◆ **AIM**: Transcribe the whole listing without a single picture.

◆ **ENTRIES SUPPLIED**:

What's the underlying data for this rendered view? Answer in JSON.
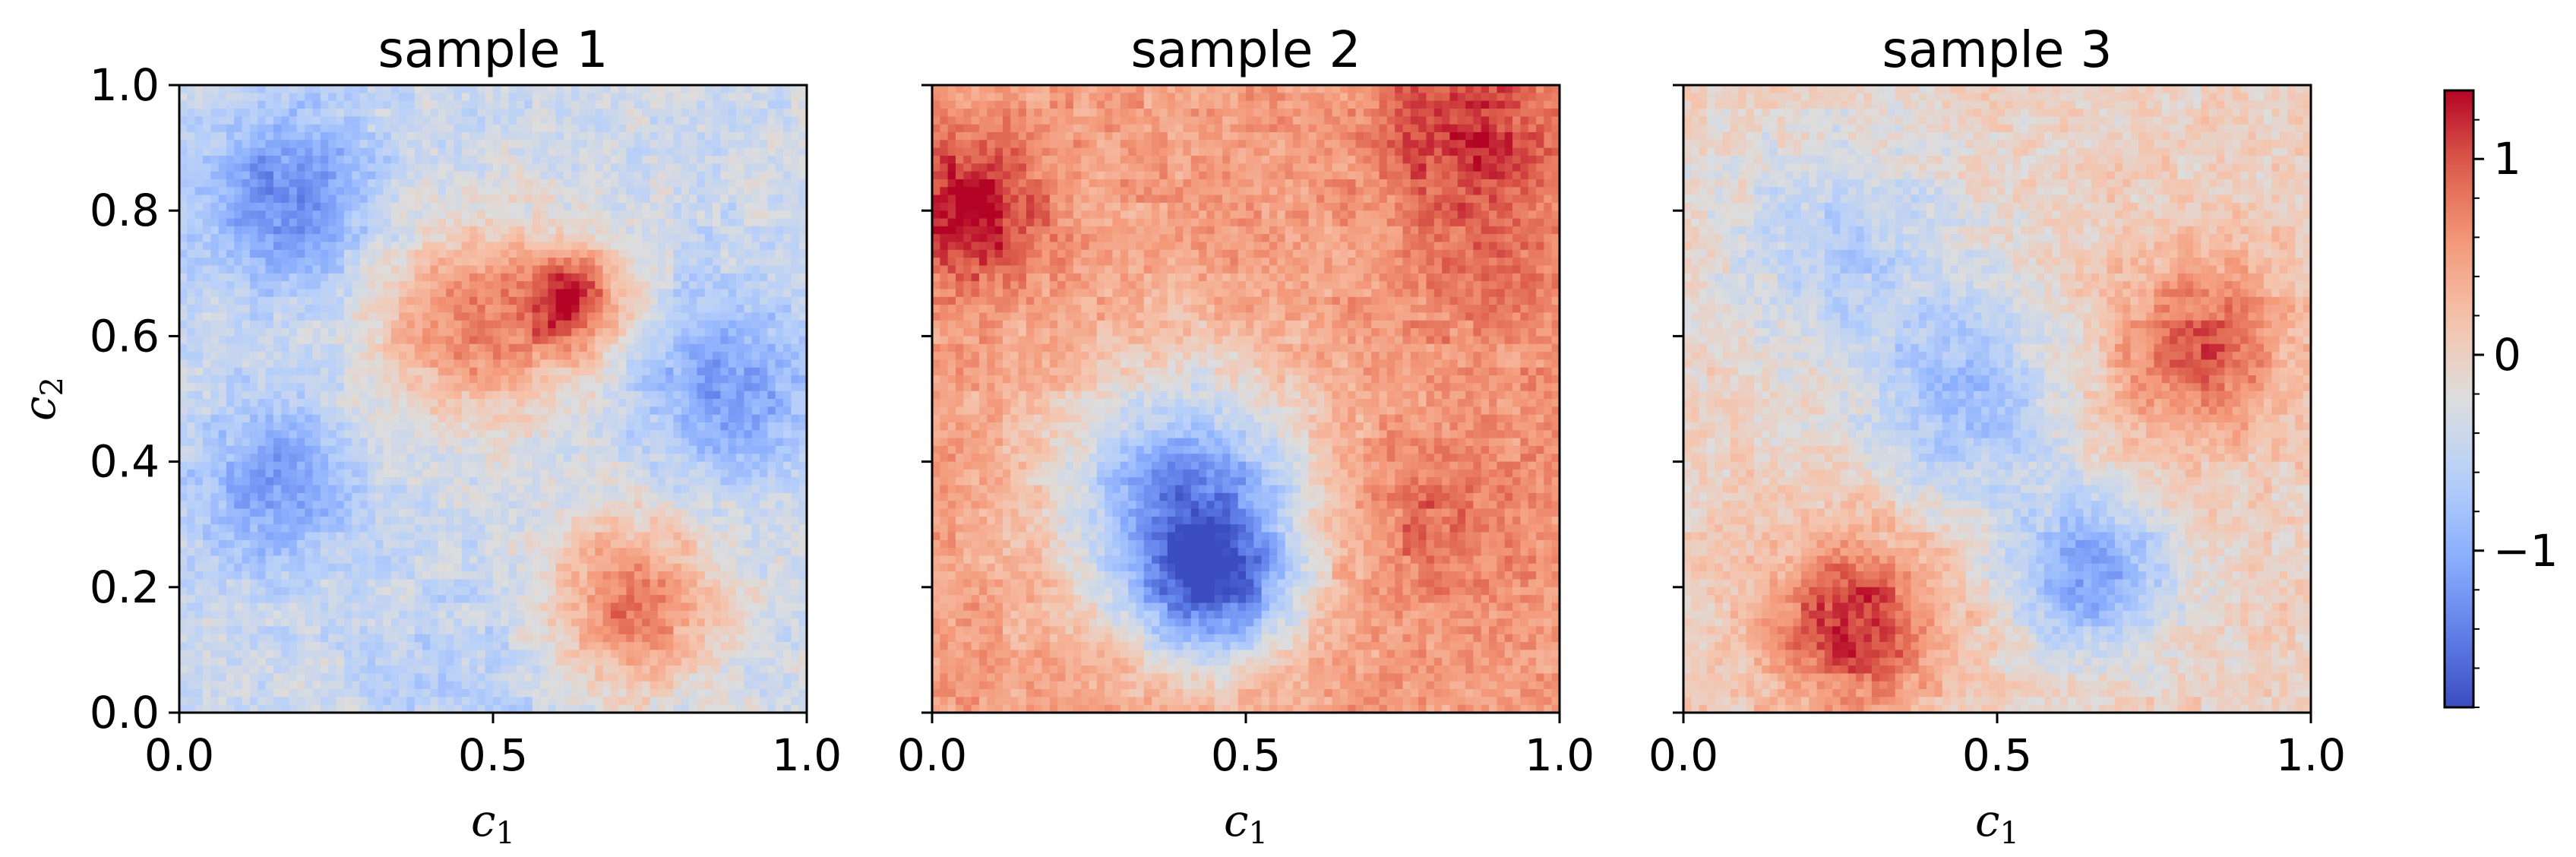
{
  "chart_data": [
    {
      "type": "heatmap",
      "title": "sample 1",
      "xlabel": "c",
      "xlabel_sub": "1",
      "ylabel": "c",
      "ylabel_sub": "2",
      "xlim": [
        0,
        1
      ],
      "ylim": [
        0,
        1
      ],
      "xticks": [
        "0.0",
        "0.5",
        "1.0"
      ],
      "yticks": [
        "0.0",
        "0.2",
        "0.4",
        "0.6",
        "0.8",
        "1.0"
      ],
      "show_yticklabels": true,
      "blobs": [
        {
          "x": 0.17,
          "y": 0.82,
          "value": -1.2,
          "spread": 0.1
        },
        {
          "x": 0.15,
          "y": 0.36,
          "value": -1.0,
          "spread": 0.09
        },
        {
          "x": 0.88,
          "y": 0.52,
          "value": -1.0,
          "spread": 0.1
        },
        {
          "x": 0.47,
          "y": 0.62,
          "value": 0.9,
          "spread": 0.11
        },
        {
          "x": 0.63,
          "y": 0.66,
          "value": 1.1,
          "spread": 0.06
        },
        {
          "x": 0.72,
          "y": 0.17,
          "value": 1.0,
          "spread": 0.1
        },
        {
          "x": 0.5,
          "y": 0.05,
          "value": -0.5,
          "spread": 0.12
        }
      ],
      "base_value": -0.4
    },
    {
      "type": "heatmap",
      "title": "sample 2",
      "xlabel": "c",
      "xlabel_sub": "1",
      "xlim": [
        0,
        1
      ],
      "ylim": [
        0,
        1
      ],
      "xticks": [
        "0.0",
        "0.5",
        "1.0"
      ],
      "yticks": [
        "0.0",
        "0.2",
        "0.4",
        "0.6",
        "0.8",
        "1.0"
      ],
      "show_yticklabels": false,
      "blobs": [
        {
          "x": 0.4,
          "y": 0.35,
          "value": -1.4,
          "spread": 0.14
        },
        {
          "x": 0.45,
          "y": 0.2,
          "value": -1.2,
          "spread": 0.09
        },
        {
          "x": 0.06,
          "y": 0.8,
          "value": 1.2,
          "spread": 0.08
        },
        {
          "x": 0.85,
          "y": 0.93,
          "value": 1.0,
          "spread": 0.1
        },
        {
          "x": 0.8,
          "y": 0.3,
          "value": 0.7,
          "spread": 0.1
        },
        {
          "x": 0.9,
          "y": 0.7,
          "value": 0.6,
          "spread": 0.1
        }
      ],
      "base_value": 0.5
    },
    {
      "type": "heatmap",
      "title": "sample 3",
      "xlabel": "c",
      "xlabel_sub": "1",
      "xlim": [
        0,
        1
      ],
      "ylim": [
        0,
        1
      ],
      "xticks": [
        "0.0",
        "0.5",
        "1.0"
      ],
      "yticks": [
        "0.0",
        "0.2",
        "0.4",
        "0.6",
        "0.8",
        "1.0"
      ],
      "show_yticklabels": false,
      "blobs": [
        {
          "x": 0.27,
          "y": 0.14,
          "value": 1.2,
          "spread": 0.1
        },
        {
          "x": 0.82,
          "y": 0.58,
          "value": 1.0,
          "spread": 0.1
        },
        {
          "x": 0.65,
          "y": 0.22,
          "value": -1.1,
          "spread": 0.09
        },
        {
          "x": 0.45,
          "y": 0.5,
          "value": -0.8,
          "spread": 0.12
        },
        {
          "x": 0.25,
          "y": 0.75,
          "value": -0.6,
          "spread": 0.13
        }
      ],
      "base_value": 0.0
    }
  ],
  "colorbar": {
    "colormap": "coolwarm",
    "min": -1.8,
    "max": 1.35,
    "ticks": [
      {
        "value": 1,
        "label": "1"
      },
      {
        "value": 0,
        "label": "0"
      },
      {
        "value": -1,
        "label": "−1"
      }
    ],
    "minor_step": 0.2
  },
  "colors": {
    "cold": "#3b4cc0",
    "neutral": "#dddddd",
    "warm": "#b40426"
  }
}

◆ **SOLUTION FOR THIS PROBLEM**:
What's the underlying data for this rendered view? Answer in JSON.
{
  "chart_data": [
    {
      "type": "heatmap",
      "title": "sample 1",
      "xlabel": "c",
      "xlabel_sub": "1",
      "ylabel": "c",
      "ylabel_sub": "2",
      "xlim": [
        0,
        1
      ],
      "ylim": [
        0,
        1
      ],
      "xticks": [
        "0.0",
        "0.5",
        "1.0"
      ],
      "yticks": [
        "0.0",
        "0.2",
        "0.4",
        "0.6",
        "0.8",
        "1.0"
      ],
      "show_yticklabels": true,
      "blobs": [
        {
          "x": 0.17,
          "y": 0.82,
          "value": -1.2,
          "spread": 0.1
        },
        {
          "x": 0.15,
          "y": 0.36,
          "value": -1.0,
          "spread": 0.09
        },
        {
          "x": 0.88,
          "y": 0.52,
          "value": -1.0,
          "spread": 0.1
        },
        {
          "x": 0.47,
          "y": 0.62,
          "value": 0.9,
          "spread": 0.11
        },
        {
          "x": 0.63,
          "y": 0.66,
          "value": 1.1,
          "spread": 0.06
        },
        {
          "x": 0.72,
          "y": 0.17,
          "value": 1.0,
          "spread": 0.1
        },
        {
          "x": 0.5,
          "y": 0.05,
          "value": -0.5,
          "spread": 0.12
        }
      ],
      "base_value": -0.4
    },
    {
      "type": "heatmap",
      "title": "sample 2",
      "xlabel": "c",
      "xlabel_sub": "1",
      "xlim": [
        0,
        1
      ],
      "ylim": [
        0,
        1
      ],
      "xticks": [
        "0.0",
        "0.5",
        "1.0"
      ],
      "yticks": [
        "0.0",
        "0.2",
        "0.4",
        "0.6",
        "0.8",
        "1.0"
      ],
      "show_yticklabels": false,
      "blobs": [
        {
          "x": 0.4,
          "y": 0.35,
          "value": -1.4,
          "spread": 0.14
        },
        {
          "x": 0.45,
          "y": 0.2,
          "value": -1.2,
          "spread": 0.09
        },
        {
          "x": 0.06,
          "y": 0.8,
          "value": 1.2,
          "spread": 0.08
        },
        {
          "x": 0.85,
          "y": 0.93,
          "value": 1.0,
          "spread": 0.1
        },
        {
          "x": 0.8,
          "y": 0.3,
          "value": 0.7,
          "spread": 0.1
        },
        {
          "x": 0.9,
          "y": 0.7,
          "value": 0.6,
          "spread": 0.1
        }
      ],
      "base_value": 0.5
    },
    {
      "type": "heatmap",
      "title": "sample 3",
      "xlabel": "c",
      "xlabel_sub": "1",
      "xlim": [
        0,
        1
      ],
      "ylim": [
        0,
        1
      ],
      "xticks": [
        "0.0",
        "0.5",
        "1.0"
      ],
      "yticks": [
        "0.0",
        "0.2",
        "0.4",
        "0.6",
        "0.8",
        "1.0"
      ],
      "show_yticklabels": false,
      "blobs": [
        {
          "x": 0.27,
          "y": 0.14,
          "value": 1.2,
          "spread": 0.1
        },
        {
          "x": 0.82,
          "y": 0.58,
          "value": 1.0,
          "spread": 0.1
        },
        {
          "x": 0.65,
          "y": 0.22,
          "value": -1.1,
          "spread": 0.09
        },
        {
          "x": 0.45,
          "y": 0.5,
          "value": -0.8,
          "spread": 0.12
        },
        {
          "x": 0.25,
          "y": 0.75,
          "value": -0.6,
          "spread": 0.13
        }
      ],
      "base_value": 0.0
    }
  ],
  "colorbar": {
    "colormap": "coolwarm",
    "min": -1.8,
    "max": 1.35,
    "ticks": [
      {
        "value": 1,
        "label": "1"
      },
      {
        "value": 0,
        "label": "0"
      },
      {
        "value": -1,
        "label": "−1"
      }
    ],
    "minor_step": 0.2
  },
  "colors": {
    "cold": "#3b4cc0",
    "neutral": "#dddddd",
    "warm": "#b40426"
  }
}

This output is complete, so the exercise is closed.